» INSTRUCTIONS TO FOLLOW:
Copy every line, leaving nothing out and adding nothing.

Stored entries
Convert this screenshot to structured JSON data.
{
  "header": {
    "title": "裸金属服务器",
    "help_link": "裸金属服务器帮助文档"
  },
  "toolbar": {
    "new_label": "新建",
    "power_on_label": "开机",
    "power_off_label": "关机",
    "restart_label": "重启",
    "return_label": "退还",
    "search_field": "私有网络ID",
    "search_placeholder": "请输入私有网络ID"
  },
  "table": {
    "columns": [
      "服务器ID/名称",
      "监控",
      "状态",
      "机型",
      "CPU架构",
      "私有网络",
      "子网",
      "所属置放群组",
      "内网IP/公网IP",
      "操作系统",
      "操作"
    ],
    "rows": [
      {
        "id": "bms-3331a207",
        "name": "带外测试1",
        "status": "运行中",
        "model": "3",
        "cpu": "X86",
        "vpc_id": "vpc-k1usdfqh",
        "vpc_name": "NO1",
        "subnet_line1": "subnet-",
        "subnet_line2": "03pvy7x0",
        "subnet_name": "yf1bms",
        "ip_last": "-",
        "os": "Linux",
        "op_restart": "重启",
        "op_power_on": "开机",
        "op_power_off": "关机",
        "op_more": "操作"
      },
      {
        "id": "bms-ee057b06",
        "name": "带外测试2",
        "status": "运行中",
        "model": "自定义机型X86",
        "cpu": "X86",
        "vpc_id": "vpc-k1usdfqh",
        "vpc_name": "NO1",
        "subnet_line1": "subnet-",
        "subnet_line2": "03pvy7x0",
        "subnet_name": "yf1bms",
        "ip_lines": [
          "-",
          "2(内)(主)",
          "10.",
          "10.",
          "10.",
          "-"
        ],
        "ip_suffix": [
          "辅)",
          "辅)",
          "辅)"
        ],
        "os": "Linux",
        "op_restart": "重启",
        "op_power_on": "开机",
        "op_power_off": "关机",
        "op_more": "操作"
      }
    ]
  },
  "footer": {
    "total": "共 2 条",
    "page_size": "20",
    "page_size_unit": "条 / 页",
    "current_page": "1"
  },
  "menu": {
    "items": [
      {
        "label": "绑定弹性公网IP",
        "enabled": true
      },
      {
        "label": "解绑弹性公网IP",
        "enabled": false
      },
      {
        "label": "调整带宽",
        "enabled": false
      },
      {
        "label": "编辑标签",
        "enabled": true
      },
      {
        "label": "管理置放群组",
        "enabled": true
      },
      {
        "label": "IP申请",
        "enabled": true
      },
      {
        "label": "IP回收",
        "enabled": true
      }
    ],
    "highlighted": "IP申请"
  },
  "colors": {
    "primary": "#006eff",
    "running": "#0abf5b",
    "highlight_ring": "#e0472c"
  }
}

» ANSWER FOR THE TASK:
Convert this screenshot to structured JSON data.
{
  "header": {
    "title": "裸金属服务器",
    "help_link": "裸金属服务器帮助文档"
  },
  "toolbar": {
    "new_label": "新建",
    "power_on_label": "开机",
    "power_off_label": "关机",
    "restart_label": "重启",
    "return_label": "退还",
    "search_field": "私有网络ID",
    "search_placeholder": "请输入私有网络ID"
  },
  "table": {
    "columns": [
      "服务器ID/名称",
      "监控",
      "状态",
      "机型",
      "CPU架构",
      "私有网络",
      "子网",
      "所属置放群组",
      "内网IP/公网IP",
      "操作系统",
      "操作"
    ],
    "rows": [
      {
        "id": "bms-3331a207",
        "name": "带外测试1",
        "status": "运行中",
        "model": "3",
        "cpu": "X86",
        "vpc_id": "vpc-k1usdfqh",
        "vpc_name": "NO1",
        "subnet_line1": "subnet-",
        "subnet_line2": "03pvy7x0",
        "subnet_name": "yf1bms",
        "ip_last": "-",
        "os": "Linux",
        "op_restart": "重启",
        "op_power_on": "开机",
        "op_power_off": "关机",
        "op_more": "操作"
      },
      {
        "id": "bms-ee057b06",
        "name": "带外测试2",
        "status": "运行中",
        "model": "自定义机型X86",
        "cpu": "X86",
        "vpc_id": "vpc-k1usdfqh",
        "vpc_name": "NO1",
        "subnet_line1": "subnet-",
        "subnet_line2": "03pvy7x0",
        "subnet_name": "yf1bms",
        "ip_lines": [
          "-",
          "2(内)(主)",
          "10.",
          "10.",
          "10.",
          "-"
        ],
        "ip_suffix": [
          "辅)",
          "辅)",
          "辅)"
        ],
        "os": "Linux",
        "op_restart": "重启",
        "op_power_on": "开机",
        "op_power_off": "关机",
        "op_more": "操作"
      }
    ]
  },
  "footer": {
    "total": "共 2 条",
    "page_size": "20",
    "page_size_unit": "条 / 页",
    "current_page": "1"
  },
  "menu": {
    "items": [
      {
        "label": "绑定弹性公网IP",
        "enabled": true
      },
      {
        "label": "解绑弹性公网IP",
        "enabled": false
      },
      {
        "label": "调整带宽",
        "enabled": false
      },
      {
        "label": "编辑标签",
        "enabled": true
      },
      {
        "label": "管理置放群组",
        "enabled": true
      },
      {
        "label": "IP申请",
        "enabled": true
      },
      {
        "label": "IP回收",
        "enabled": true
      }
    ],
    "highlighted": "IP申请"
  },
  "colors": {
    "primary": "#006eff",
    "running": "#0abf5b",
    "highlight_ring": "#e0472c"
  }
}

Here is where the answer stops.